[Requirements]:
Filter the lines below, copying only those with the string "изменения".

[Begin Entries]

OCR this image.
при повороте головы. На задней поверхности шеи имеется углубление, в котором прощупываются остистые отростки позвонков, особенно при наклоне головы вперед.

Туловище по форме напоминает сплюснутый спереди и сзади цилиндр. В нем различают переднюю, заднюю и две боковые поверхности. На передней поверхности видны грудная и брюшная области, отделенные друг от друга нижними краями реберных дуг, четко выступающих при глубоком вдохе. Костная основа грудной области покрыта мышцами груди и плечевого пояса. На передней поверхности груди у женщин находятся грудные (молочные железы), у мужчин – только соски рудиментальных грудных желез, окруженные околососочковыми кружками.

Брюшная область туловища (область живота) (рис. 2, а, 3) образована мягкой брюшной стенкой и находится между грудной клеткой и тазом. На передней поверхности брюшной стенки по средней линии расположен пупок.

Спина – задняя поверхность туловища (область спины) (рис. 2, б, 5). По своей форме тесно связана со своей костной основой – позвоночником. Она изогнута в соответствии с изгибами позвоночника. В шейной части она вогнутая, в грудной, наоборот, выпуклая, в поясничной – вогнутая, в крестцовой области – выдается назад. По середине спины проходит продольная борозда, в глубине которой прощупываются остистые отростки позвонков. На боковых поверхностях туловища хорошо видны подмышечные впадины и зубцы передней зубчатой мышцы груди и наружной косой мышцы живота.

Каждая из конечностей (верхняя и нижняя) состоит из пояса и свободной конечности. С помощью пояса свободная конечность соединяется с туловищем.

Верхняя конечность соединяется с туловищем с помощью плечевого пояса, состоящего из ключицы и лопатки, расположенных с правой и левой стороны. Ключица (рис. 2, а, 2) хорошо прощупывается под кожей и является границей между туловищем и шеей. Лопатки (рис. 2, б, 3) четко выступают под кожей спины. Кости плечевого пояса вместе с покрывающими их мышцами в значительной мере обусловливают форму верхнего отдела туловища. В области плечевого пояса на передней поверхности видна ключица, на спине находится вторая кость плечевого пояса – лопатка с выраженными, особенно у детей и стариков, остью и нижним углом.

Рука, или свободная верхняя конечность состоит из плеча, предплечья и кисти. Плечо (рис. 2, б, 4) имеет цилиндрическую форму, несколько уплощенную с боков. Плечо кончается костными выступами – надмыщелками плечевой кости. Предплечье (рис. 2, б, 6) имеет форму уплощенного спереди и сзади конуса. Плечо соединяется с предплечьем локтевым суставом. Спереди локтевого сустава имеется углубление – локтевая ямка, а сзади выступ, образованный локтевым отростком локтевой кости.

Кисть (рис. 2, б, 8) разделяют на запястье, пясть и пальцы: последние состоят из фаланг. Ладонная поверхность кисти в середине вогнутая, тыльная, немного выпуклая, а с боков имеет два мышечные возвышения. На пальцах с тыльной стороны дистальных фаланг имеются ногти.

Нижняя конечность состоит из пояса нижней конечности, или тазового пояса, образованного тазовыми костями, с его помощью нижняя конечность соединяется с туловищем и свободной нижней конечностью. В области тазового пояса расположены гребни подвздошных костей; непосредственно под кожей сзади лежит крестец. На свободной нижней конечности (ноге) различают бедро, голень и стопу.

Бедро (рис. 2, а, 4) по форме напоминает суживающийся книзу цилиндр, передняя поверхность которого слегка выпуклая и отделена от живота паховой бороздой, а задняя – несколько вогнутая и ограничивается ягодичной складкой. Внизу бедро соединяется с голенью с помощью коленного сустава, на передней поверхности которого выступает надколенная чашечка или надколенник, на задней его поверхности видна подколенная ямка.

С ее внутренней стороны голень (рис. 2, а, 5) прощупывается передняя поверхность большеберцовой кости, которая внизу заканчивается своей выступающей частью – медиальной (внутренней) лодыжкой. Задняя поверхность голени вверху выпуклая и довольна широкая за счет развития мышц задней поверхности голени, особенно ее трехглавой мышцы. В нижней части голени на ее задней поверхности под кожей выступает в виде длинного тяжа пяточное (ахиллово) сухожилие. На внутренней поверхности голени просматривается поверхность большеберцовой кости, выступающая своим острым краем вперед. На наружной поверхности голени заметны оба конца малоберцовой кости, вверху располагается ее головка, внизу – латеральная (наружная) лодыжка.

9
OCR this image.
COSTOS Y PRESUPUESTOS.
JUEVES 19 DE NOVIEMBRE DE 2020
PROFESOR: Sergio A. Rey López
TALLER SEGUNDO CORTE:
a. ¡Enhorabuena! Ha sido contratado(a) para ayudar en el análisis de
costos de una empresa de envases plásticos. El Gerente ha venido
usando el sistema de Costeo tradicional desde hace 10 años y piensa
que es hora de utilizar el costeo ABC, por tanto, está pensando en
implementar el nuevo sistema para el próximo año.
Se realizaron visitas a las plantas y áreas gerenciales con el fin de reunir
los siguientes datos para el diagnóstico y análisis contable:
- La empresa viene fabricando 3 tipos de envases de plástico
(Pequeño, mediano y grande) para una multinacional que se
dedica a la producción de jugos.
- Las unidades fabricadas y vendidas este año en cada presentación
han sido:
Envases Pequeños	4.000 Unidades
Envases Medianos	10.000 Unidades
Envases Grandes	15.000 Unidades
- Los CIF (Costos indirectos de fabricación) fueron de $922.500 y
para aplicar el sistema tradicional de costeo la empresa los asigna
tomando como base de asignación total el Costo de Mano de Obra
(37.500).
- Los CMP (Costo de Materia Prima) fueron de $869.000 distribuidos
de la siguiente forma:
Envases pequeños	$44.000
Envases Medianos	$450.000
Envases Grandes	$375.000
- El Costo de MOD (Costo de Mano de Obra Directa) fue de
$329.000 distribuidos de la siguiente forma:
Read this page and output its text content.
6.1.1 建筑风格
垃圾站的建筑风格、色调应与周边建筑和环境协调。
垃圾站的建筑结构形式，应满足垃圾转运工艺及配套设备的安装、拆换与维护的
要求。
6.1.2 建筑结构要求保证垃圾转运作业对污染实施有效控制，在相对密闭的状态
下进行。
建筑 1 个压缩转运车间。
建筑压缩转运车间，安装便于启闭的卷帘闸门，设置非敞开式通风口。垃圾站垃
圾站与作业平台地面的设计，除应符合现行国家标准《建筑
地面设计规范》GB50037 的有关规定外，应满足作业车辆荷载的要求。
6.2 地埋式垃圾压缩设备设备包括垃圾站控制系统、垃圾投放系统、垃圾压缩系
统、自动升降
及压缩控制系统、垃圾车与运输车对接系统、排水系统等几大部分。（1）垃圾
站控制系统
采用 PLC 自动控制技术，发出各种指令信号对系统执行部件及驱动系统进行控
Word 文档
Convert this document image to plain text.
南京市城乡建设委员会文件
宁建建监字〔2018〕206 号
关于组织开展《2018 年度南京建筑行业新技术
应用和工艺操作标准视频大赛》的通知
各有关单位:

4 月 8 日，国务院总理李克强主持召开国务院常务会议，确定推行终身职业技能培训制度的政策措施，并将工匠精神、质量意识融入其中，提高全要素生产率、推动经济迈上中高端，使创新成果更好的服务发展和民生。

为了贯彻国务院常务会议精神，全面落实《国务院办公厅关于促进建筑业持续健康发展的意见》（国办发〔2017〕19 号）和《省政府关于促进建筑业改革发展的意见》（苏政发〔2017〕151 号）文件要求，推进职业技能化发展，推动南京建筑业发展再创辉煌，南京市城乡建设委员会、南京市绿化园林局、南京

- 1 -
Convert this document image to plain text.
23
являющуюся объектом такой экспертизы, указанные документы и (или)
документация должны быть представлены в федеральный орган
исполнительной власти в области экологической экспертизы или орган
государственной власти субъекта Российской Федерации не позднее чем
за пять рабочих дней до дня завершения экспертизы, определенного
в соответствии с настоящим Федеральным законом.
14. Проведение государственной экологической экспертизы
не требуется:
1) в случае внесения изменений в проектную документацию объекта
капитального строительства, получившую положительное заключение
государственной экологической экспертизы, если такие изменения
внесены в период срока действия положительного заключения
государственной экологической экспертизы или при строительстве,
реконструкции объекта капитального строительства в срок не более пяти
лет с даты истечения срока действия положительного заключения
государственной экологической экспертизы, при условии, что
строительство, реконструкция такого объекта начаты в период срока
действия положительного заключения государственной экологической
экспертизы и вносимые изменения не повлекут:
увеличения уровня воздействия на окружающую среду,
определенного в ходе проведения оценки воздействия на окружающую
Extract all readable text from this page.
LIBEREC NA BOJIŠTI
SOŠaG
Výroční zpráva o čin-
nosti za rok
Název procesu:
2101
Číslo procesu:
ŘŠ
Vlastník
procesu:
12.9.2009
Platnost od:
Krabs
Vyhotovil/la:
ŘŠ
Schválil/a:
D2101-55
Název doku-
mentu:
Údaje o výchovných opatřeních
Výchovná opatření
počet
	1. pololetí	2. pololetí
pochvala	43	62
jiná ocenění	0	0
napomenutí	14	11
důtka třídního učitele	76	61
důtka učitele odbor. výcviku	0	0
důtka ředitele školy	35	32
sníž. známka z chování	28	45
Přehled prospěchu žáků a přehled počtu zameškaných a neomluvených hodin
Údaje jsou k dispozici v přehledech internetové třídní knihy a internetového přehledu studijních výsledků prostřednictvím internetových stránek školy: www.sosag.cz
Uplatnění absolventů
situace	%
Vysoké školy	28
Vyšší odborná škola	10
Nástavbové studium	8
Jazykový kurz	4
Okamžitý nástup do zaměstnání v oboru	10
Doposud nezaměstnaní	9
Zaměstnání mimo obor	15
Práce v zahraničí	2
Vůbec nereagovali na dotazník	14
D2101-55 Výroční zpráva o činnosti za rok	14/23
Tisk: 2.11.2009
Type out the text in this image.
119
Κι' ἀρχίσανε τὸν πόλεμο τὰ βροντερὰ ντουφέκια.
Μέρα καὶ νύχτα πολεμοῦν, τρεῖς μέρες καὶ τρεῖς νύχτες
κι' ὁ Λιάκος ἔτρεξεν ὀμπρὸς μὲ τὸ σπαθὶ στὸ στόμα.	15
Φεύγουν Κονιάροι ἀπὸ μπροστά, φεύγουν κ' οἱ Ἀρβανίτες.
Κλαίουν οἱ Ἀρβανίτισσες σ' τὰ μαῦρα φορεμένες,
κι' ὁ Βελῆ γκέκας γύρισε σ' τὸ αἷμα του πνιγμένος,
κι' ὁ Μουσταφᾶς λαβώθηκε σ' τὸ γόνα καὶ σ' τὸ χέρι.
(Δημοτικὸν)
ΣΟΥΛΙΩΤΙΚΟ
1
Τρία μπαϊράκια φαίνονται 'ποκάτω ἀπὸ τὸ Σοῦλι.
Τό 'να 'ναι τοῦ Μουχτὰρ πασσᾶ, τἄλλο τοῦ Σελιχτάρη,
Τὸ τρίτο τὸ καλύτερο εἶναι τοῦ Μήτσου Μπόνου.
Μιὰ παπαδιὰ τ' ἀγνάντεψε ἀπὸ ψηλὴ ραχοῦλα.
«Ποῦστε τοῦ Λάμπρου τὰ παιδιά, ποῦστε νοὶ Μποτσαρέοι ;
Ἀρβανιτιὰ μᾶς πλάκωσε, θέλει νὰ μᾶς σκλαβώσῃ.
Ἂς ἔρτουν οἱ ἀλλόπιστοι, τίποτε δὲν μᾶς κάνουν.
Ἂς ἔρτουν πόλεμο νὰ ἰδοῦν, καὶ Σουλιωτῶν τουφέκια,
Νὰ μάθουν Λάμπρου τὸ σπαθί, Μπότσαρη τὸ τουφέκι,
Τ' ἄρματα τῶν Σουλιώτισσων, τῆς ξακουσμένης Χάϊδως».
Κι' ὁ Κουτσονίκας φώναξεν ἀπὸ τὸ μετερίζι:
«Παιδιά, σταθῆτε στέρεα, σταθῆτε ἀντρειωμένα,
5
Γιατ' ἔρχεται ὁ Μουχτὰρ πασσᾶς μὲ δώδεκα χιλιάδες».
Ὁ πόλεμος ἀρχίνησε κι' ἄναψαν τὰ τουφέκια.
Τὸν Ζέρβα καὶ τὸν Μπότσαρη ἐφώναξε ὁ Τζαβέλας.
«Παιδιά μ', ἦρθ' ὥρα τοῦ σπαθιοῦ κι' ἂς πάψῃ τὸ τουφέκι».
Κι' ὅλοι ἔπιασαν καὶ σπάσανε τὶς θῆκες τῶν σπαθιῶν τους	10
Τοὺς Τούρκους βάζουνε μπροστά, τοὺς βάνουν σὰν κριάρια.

[End Entries]

[Solution for this problem]:
государственной экологической экспертизы, если такие изменения
экспертизы и вносимые изменения не повлекут:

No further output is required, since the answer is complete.